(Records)
-- Begin --
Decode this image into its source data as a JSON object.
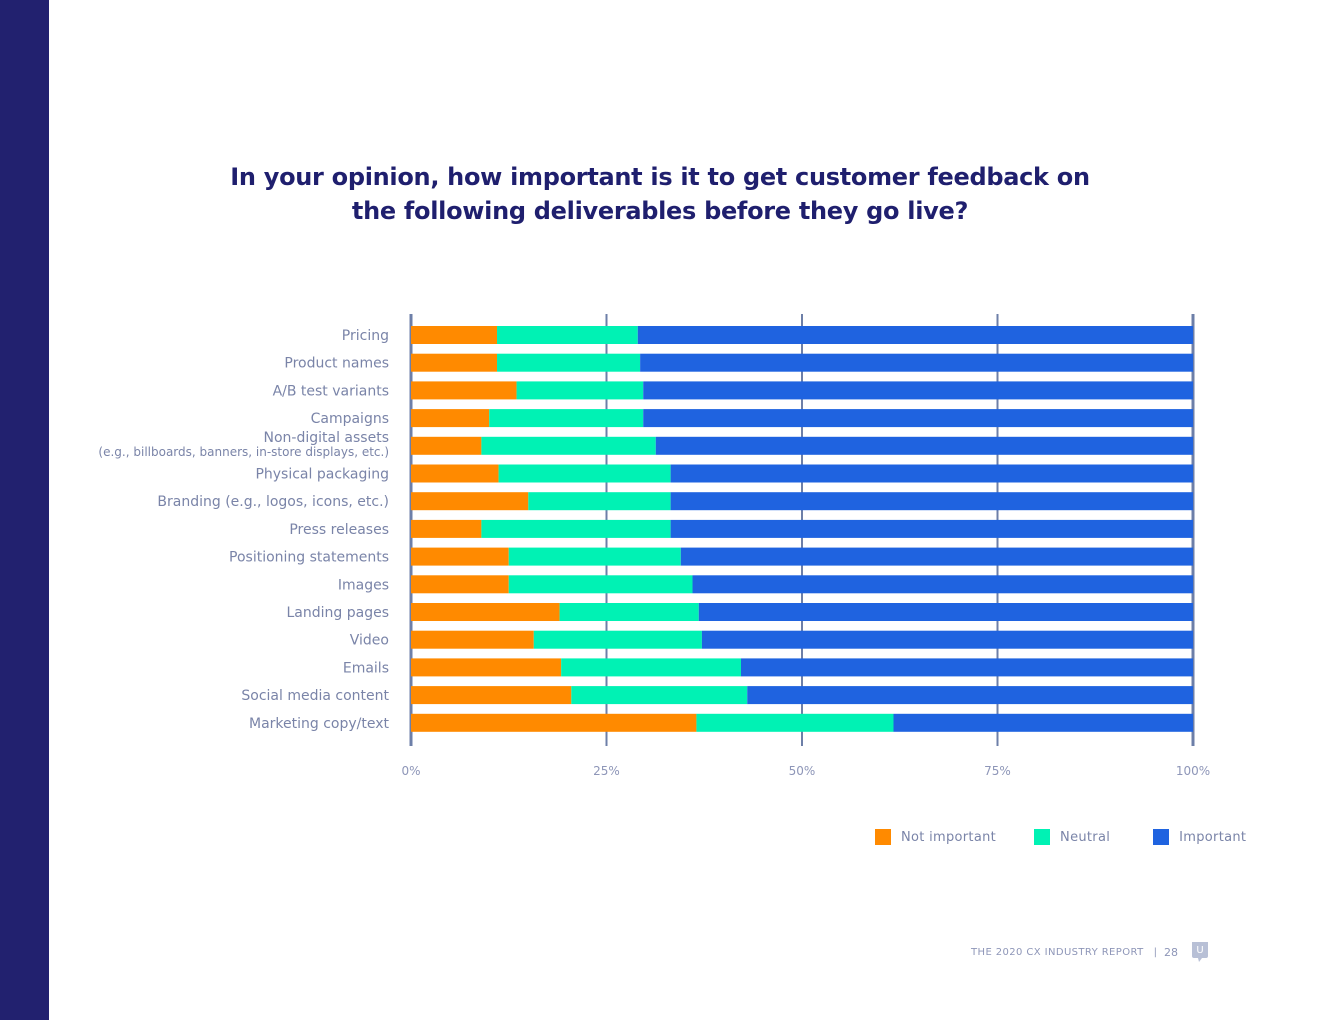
{
  "colors": {
    "side_bar": "#22216f",
    "not_important": "#ff8a00",
    "neutral": "#00f2b4",
    "important": "#1f63e0",
    "axis": "#6d7fa8",
    "title": "#1f1f6e"
  },
  "title": {
    "line1": "In your opinion, how important is it to get customer feedback on",
    "line2": "the following deliverables before they go live?"
  },
  "chart_data": {
    "type": "bar",
    "orientation": "horizontal",
    "stacked": true,
    "title": "In your opinion, how important is it to get customer feedback on the following deliverables before they go live?",
    "xlabel": "",
    "ylabel": "",
    "xlim": [
      0,
      100
    ],
    "ticks": [
      "0%",
      "25%",
      "50%",
      "75%",
      "100%"
    ],
    "tick_values": [
      0,
      25,
      50,
      75,
      100
    ],
    "grid": true,
    "legend_position": "bottom-right",
    "categories": [
      "Pricing",
      "Product names",
      "A/B test variants",
      "Campaigns",
      "Non-digital assets",
      "Physical packaging",
      "Branding (e.g., logos, icons, etc.)",
      "Press releases",
      "Positioning statements",
      "Images",
      "Landing pages",
      "Video",
      "Emails",
      "Social media content",
      "Marketing copy/text"
    ],
    "category_sublabels": [
      "",
      "",
      "",
      "",
      "(e.g., billboards, banners, in-store displays, etc.)",
      "",
      "",
      "",
      "",
      "",
      "",
      "",
      "",
      "",
      ""
    ],
    "series": [
      {
        "name": "Not important",
        "values": [
          11,
          11,
          13.5,
          10,
          9,
          11.2,
          15,
          9,
          12.5,
          12.5,
          19,
          15.7,
          19.2,
          20.5,
          36.5
        ]
      },
      {
        "name": "Neutral",
        "values": [
          18,
          18.3,
          16.2,
          19.7,
          22.3,
          22,
          18.2,
          24.2,
          22,
          23.5,
          17.8,
          21.5,
          23,
          22.5,
          25.2
        ]
      },
      {
        "name": "Important",
        "values": [
          71,
          70.7,
          70.3,
          70.3,
          68.7,
          66.8,
          66.8,
          66.8,
          65.5,
          64,
          63.2,
          62.8,
          57.8,
          57,
          38.3
        ]
      }
    ]
  },
  "legend": {
    "not_important": "Not important",
    "neutral": "Neutral",
    "important": "Important"
  },
  "footer": {
    "report": "THE 2020 CX INDUSTRY REPORT",
    "separator": "|",
    "page": "28",
    "logo_letter": "U"
  }
}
-- End --
_Set task_: In the entries above, find lines with "live" and copy each.

_Exercise result_:
    "line2": "the following deliverables before they go live?"
    "title": "In your opinion, how important is it to get customer feedback on the following deliverables before they go live?",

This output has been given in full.